**Exercise objective**
Return each entry exactly, with none missing.
>> Begin Dataset records
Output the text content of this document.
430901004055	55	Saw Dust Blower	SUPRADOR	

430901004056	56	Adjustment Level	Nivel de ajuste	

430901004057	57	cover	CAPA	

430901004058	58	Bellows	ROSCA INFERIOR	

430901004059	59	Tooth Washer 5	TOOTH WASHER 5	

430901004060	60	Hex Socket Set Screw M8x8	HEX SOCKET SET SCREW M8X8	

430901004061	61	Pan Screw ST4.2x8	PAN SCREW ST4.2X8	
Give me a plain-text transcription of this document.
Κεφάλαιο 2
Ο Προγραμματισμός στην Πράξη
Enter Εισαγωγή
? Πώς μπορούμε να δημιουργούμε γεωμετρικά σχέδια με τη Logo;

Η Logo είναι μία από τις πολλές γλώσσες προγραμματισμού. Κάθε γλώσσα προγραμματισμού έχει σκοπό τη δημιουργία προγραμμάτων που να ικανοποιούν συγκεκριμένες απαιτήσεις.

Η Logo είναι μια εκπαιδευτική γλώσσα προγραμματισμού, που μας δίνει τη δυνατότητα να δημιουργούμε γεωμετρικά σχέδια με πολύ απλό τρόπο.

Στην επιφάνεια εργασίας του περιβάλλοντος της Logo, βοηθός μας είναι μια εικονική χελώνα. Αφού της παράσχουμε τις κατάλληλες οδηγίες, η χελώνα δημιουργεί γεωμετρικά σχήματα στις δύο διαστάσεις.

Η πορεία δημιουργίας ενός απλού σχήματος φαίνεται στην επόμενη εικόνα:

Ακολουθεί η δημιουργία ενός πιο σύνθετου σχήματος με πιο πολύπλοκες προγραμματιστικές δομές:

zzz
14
>> End Dataset records
**Task response**
Output the text content of this document.
430901004055	55	Saw Dust Blower	SUPRADOR	

430901004056	56	Adjustment Level	Nivel de ajuste	

430901004057	57	cover	CAPA	

430901004058	58	Bellows	ROSCA INFERIOR	

430901004059	59	Tooth Washer 5	TOOTH WASHER 5	

430901004060	60	Hex Socket Set Screw M8x8	HEX SOCKET SET SCREW M8X8	

430901004061	61	Pan Screw ST4.2x8	PAN SCREW ST4.2X8	
Give me a plain-text transcription of this document.
Κεφάλαιο 2
Ο Προγραμματισμός στην Πράξη
Enter Εισαγωγή
? Πώς μπορούμε να δημιουργούμε γεωμετρικά σχέδια με τη Logo;

Η Logo είναι μία από τις πολλές γλώσσες προγραμματισμού. Κάθε γλώσσα προγραμματισμού έχει σκοπό τη δημιουργία προγραμμάτων που να ικανοποιούν συγκεκριμένες απαιτήσεις.

Η Logo είναι μια εκπαιδευτική γλώσσα προγραμματισμού, που μας δίνει τη δυνατότητα να δημιουργούμε γεωμετρικά σχέδια με πολύ απλό τρόπο.

Στην επιφάνεια εργασίας του περιβάλλοντος της Logo, βοηθός μας είναι μια εικονική χελώνα. Αφού της παράσχουμε τις κατάλληλες οδηγίες, η χελώνα δημιουργεί γεωμετρικά σχήματα στις δύο διαστάσεις.

Η πορεία δημιουργίας ενός απλού σχήματος φαίνεται στην επόμενη εικόνα:

Ακολουθεί η δημιουργία ενός πιο σύνθετου σχήματος με πιο πολύπλοκες προγραμματιστικές δομές:

zzz
14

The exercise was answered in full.